Begin Text

If you have a question concerning the information in this handbook, or concerning any matter involving a student-athlete, we suggest you contact one of the following people:

1. When to Contact the Provost, the Vice Provost for Undergraduate Programs, or the Chair of the Oversight Committee

As the Oversight Committee for Athletic Academic Affairs is the university committee charged with oversight of academic issues with respect to student-athletes, it would be appropriate to contact either the Chair of the Oversight Committee or the Vice Provost’s or Provost’s office with any concerns about the policies, conduct or role of the SAAS office, either generally or as related to its involvement with a particular student-athlete in your class. The Oversight Committee is composed of your faculty colleagues, and the Chair is available and eager to discuss any questions, concerns, or dilemmas.


Professor S. Mark Young – Chair of OCAAA

George Bozanic & Holman G. Hurt Chair in Sports and Entertainment Business

Professor of Accounting

Leventhal School of Accounting

Marshall School of Business

ACCT 123, MC1421

(213) 740-4848


2. When to Contact the Faculty Athletic Representative

Contact the Faculty Rep if you need information about or an interpretation of an NCAA or Pac-12 rule, or if you have questions or information about a matter that you think may be a violation of the NCAA or Pac-12 rules.


Professor Clare Pastore

Faculty Athletics Representative

Gould School of Law

LAW 448, MC 0071

(213) 821-4410


3. When to Contact SAAS

Contact SAAS  directly if you would like to discuss questions, complaints, or concerns you may have about the attendance or academic progress of a particular student-athlete in your class, or if you need to make special arrangements for proctoring of a test to be administered during a trip for away competition.

End Text

> _Goal 1_
Answer the following questions using the handbook excerpt.
(a) Which committee does Professor S. Mark Young chair?
(b) What room and mail code are given for Professor Clare Pastore?
(c) Whom should one contact to arrange proctoring of a test administered during a trip for away competition?
The listing below bears no relation to the handbook excerpt.

Begin Dataset records

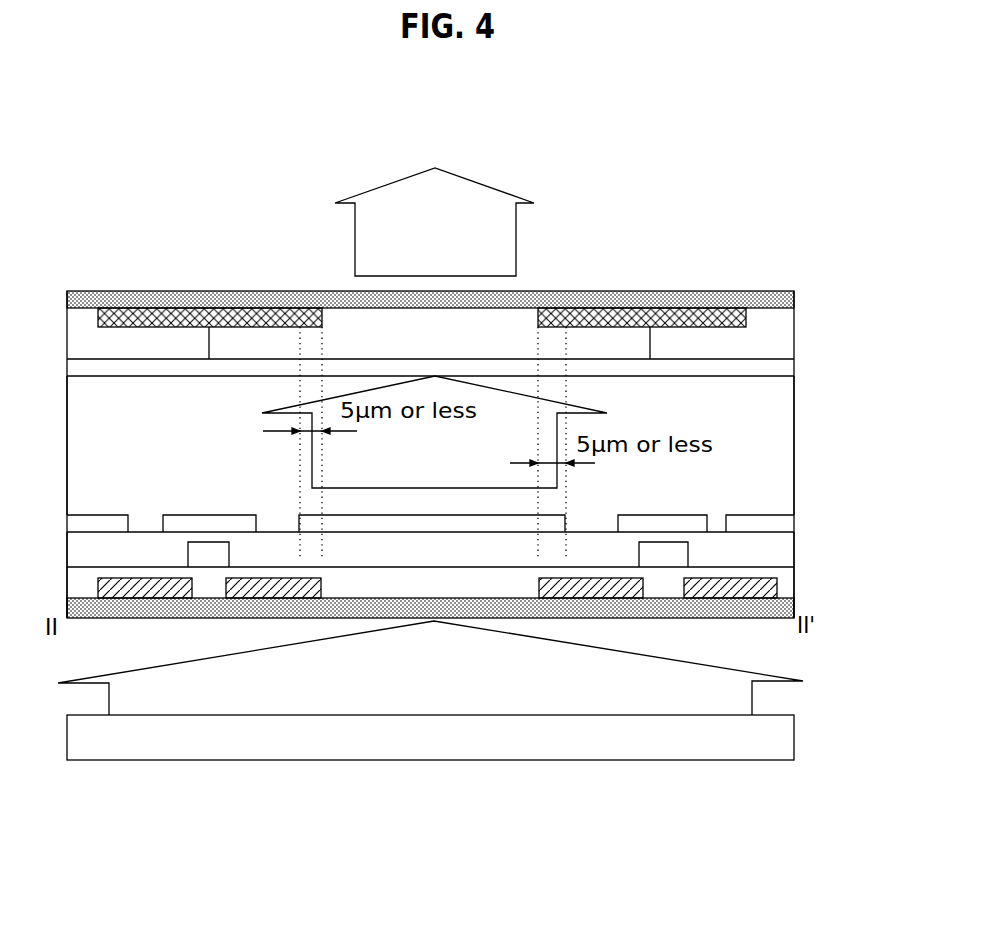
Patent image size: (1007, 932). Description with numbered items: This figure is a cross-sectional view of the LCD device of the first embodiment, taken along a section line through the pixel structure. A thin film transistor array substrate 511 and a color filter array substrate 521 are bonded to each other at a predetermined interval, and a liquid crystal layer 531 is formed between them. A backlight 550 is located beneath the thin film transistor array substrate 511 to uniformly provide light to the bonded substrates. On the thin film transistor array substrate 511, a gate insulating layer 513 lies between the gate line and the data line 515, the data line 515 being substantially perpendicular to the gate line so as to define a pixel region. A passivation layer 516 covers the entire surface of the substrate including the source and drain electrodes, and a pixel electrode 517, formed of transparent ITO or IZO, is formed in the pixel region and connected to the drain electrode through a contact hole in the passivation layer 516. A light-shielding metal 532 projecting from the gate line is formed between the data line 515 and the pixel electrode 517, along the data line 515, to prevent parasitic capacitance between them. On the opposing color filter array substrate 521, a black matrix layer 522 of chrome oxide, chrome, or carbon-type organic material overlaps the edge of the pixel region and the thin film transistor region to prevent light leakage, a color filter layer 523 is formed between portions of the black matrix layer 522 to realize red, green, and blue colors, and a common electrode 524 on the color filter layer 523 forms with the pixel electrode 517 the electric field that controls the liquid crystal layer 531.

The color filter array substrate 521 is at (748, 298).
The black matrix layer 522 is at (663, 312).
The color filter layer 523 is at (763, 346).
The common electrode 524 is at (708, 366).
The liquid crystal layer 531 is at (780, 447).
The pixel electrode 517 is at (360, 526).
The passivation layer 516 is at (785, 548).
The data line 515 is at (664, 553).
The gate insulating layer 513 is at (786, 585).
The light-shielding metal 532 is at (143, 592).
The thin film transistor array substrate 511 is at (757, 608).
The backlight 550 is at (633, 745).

End Dataset records
Begin Dataset records

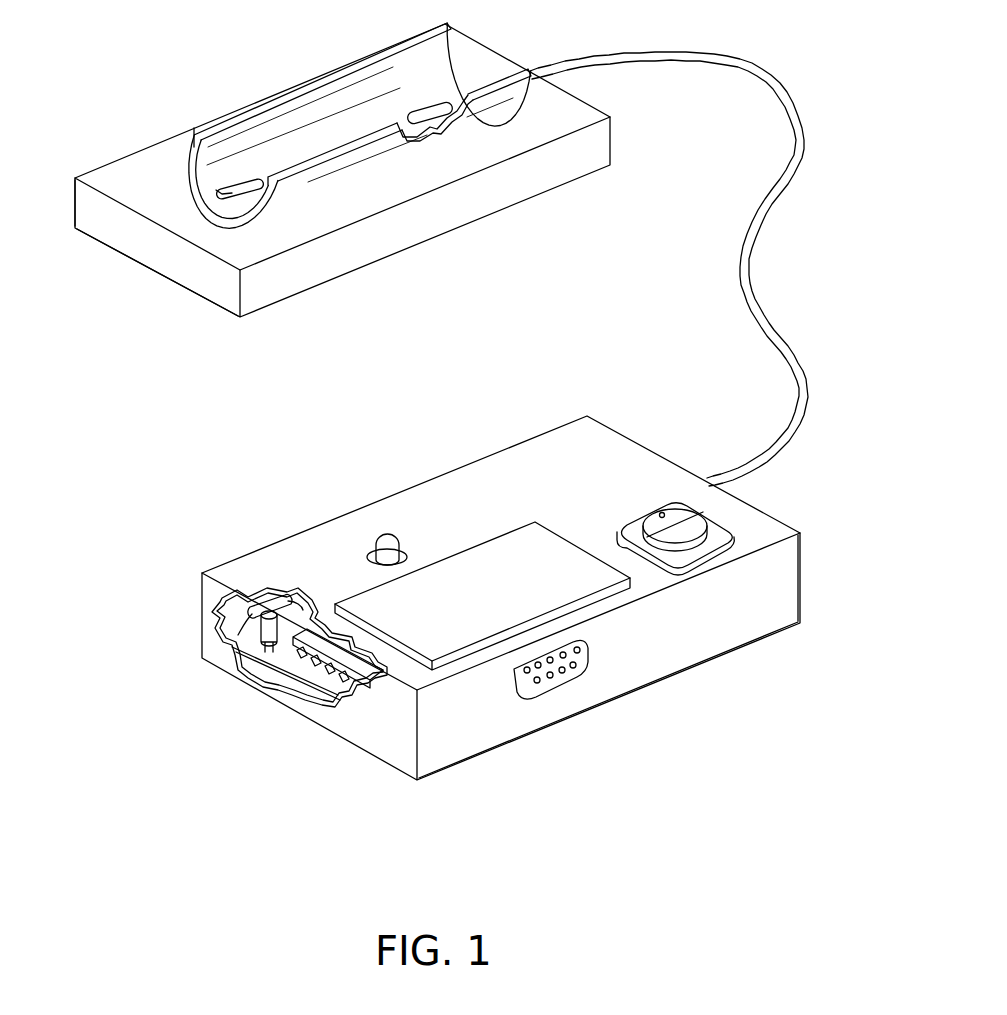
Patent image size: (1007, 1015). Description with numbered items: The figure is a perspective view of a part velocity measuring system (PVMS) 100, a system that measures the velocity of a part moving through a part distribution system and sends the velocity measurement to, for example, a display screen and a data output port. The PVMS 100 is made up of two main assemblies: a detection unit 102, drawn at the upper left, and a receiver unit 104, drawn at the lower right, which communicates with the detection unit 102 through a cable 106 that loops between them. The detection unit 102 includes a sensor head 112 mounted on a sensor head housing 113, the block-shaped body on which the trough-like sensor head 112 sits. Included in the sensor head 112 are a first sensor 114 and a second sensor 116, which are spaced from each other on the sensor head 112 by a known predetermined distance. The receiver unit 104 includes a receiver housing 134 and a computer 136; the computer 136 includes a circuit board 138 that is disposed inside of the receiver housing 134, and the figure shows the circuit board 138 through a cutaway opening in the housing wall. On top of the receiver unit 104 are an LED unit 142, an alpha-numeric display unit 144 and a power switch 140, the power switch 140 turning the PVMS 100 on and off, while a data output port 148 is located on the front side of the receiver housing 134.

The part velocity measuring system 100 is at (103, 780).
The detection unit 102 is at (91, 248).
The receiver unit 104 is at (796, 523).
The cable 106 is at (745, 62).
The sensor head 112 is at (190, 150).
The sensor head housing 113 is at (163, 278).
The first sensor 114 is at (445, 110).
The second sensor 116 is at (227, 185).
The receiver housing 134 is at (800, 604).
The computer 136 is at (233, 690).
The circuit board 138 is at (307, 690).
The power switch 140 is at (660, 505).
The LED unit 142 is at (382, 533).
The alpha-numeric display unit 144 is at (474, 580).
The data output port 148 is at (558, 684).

End Dataset records

> _Goal 2_
Arrange the stretch of the listing from the line containing "Patent image size: (1007, 932)." through the line containing "The light-shielding metal" as a numbered list, omitting blank lines.

> _Correct response 1_
(a) The Oversight Committee for Athletic Academic Affairs (OCAAA).
(b) LAW 448, MC 0071.
(c) SAAS.

> _Correct response 2_
1. Patent image size: (1007, 932). Description with numbered items: This figure is a cross-sectional view of the LCD device of the first embodiment, taken along a section line through the pixel structure. A thin film transistor array substrate 511 and a color filter array substrate 521 are bonded to each other at a predetermined interval, and a liquid crystal layer 531 is formed between them. A backlight 550 is located beneath the thin film transistor array substrate 511 to uniformly provide light to the bonded substrates. On the thin film transistor array substrate 511, a gate insulating layer 513 lies between the gate line and the data line 515, the data line 515 being substantially perpendicular to the gate line so as to define a pixel region. A passivation layer 516 covers the entire surface of the substrate including the source and drain electrodes, and a pixel electrode 517, formed of transparent ITO or IZO, is formed in the pixel region and connected to the drain electrode through a contact hole in the passivation layer 516. A light-shielding metal 532 projecting from the gate line is formed between the data line 515 and the pixel electrode 517, along the data line 515, to prevent parasitic capacitance between them. On the opposing color filter array substrate 521, a black matrix layer 522 of chrome oxide, chrome, or carbon-type organic material overlaps the edge of the pixel region and the thin film transistor region to prevent light leakage, a color filter layer 523 is formed between portions of the black matrix layer 522 to realize red, green, and blue colors, and a common electrode 524 on the color filter layer 523 forms with the pixel electrode 517 the electric field that controls the liquid crystal layer 531.
2. The color filter array substrate 521 is at (748, 298).
3. The black matrix layer 522 is at (663, 312).
4. The color filter layer 523 is at (763, 346).
5. The common electrode 524 is at (708, 366).
6. The liquid crystal layer 531 is at (780, 447).
7. The pixel electrode 517 is at (360, 526).
8. The passivation layer 516 is at (785, 548).
9. The data line 515 is at (664, 553).
10. The gate insulating layer 513 is at (786, 585).
11. The light-shielding metal 532 is at (143, 592).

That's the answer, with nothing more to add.